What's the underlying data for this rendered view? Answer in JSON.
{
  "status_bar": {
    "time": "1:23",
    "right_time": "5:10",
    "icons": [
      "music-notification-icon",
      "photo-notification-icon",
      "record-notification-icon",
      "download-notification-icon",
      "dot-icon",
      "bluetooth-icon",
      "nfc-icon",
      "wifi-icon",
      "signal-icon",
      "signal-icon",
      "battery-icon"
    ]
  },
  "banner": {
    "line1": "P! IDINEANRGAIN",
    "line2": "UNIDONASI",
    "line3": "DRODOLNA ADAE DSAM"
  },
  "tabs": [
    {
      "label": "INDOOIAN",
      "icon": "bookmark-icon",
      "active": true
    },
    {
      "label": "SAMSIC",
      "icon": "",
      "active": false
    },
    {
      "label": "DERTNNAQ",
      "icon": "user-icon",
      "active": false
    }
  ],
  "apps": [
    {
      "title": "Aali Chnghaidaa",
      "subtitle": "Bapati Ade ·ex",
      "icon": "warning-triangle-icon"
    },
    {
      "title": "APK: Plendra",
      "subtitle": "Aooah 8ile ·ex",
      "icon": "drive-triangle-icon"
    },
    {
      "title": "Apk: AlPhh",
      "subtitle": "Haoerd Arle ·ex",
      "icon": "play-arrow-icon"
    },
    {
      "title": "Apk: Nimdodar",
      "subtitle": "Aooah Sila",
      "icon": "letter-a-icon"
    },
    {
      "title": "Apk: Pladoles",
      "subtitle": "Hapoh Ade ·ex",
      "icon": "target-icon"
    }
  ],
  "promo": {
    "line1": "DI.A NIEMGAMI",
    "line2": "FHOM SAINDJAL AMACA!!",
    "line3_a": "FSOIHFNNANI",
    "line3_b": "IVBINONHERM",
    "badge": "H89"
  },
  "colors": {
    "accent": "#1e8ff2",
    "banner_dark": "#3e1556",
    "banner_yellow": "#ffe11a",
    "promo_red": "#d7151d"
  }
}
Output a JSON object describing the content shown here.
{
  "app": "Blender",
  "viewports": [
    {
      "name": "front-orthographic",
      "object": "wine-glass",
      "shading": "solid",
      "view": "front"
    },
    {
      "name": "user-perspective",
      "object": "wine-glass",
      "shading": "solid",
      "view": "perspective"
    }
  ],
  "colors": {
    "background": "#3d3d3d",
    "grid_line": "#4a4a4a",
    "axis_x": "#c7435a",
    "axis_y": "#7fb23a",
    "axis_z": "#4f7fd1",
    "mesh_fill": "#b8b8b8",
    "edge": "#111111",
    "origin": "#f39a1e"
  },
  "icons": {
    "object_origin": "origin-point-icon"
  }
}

**What the task asks**
Go through the entries and return each line where the word "label" appears.

**Exercise response**
      "label": "INDOOIAN",
      "label": "SAMSIC",
      "label": "DERTNNAQ",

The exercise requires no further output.